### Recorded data
· · · · ·

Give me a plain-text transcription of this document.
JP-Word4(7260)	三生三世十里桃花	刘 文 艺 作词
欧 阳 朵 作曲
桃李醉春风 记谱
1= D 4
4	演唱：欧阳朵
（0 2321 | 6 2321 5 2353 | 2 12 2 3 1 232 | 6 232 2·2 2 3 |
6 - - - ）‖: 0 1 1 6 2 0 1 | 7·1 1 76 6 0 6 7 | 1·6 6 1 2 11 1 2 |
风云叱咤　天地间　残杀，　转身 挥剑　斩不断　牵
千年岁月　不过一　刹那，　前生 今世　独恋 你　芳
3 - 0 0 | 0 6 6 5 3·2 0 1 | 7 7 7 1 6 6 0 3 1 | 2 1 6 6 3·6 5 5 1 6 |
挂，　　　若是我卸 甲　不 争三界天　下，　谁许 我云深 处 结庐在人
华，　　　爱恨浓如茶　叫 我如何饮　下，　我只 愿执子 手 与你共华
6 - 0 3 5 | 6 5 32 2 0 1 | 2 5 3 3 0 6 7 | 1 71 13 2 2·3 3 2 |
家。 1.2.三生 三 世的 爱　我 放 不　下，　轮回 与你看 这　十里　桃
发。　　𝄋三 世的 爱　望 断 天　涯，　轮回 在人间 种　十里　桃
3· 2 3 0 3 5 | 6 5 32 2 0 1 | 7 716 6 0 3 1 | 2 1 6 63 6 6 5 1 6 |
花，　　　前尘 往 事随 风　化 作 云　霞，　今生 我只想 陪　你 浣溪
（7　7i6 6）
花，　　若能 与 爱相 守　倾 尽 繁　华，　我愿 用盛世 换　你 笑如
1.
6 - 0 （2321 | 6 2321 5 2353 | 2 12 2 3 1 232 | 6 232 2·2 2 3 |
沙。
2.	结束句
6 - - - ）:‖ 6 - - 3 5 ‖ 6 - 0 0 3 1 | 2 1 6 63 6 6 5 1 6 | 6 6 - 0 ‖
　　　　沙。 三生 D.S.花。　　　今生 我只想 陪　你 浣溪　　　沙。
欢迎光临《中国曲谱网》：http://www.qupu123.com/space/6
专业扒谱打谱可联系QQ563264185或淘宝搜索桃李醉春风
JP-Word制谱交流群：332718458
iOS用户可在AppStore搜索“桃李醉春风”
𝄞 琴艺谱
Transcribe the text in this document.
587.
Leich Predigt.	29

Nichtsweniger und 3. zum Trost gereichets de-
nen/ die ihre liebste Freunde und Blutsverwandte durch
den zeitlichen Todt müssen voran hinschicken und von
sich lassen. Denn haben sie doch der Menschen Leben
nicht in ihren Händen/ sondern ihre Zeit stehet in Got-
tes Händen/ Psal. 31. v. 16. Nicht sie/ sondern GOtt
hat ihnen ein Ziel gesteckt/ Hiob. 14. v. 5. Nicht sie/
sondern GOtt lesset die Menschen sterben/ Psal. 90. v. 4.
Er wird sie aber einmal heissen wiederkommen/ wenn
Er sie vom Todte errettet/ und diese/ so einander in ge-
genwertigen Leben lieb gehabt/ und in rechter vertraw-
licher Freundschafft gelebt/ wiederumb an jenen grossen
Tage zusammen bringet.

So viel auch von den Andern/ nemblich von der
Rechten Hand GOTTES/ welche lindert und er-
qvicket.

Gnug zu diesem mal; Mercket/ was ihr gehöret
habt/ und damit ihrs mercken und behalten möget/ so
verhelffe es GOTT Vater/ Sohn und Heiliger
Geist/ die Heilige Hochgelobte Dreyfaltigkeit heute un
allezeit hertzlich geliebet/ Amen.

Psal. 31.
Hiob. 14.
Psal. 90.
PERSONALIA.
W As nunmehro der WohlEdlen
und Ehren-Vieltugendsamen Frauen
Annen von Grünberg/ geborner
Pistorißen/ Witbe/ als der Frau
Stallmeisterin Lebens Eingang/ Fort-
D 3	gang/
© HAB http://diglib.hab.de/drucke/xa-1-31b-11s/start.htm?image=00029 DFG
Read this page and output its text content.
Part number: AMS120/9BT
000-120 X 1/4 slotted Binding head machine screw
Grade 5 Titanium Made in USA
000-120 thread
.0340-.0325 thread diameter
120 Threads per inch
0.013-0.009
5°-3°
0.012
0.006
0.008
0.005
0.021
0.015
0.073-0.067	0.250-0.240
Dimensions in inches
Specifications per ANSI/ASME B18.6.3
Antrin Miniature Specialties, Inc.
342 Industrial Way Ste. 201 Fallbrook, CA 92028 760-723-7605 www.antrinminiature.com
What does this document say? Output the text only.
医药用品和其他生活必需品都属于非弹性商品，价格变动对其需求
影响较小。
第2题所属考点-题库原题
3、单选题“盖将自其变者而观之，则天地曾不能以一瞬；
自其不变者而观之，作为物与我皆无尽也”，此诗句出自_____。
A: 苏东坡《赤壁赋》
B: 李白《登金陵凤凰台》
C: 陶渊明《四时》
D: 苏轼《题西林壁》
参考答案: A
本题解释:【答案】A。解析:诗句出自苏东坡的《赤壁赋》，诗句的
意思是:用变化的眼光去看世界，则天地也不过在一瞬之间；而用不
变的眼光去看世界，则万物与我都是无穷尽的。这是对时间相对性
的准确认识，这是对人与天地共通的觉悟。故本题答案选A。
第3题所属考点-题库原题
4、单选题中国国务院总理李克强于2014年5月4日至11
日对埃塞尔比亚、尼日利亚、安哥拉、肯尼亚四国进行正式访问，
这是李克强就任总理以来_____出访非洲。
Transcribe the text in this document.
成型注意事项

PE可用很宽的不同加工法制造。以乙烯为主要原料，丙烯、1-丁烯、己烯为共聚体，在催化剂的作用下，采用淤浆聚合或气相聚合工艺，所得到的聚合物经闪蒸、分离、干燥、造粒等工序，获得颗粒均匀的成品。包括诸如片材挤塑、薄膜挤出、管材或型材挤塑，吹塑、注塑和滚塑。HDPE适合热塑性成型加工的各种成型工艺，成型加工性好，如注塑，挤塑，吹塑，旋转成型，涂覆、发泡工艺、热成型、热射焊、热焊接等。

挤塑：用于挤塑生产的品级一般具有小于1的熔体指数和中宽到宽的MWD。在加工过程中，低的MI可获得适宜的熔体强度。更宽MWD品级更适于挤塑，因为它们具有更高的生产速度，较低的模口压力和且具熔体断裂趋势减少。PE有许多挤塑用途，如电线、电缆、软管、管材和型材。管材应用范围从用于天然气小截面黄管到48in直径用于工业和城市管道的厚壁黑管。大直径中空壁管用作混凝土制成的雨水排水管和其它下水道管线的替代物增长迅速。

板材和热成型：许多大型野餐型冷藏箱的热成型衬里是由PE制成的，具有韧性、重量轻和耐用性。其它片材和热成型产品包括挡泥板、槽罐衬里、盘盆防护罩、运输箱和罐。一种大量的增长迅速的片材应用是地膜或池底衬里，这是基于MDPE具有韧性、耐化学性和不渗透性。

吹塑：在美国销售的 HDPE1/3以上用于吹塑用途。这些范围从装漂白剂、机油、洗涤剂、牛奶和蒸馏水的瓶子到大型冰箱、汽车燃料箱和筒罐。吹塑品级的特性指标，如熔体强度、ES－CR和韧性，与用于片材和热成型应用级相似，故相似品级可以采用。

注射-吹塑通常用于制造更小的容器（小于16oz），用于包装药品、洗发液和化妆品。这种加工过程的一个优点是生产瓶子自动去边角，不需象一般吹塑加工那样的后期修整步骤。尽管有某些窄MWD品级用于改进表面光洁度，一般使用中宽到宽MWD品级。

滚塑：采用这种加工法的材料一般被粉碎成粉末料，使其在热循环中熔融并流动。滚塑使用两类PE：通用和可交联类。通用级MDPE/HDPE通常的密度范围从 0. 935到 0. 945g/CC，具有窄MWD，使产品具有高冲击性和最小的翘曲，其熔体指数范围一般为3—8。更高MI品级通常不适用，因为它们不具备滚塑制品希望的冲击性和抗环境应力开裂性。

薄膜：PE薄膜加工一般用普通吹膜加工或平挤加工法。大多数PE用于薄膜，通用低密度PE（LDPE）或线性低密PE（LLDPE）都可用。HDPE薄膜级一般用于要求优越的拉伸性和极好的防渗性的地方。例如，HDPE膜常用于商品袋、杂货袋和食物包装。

· · · · ·

### STATED PROBLEM
Lines that include the word "Psal" are to be extracted from the data above.

### FINISHED TASK
tes Händen/ Psal. 31. v. 16. Nicht sie/ sondern GOtt
sondern GOtt lesset die Menschen sterben/ Psal. 90. v. 4.
Psal. 31.
Psal. 90.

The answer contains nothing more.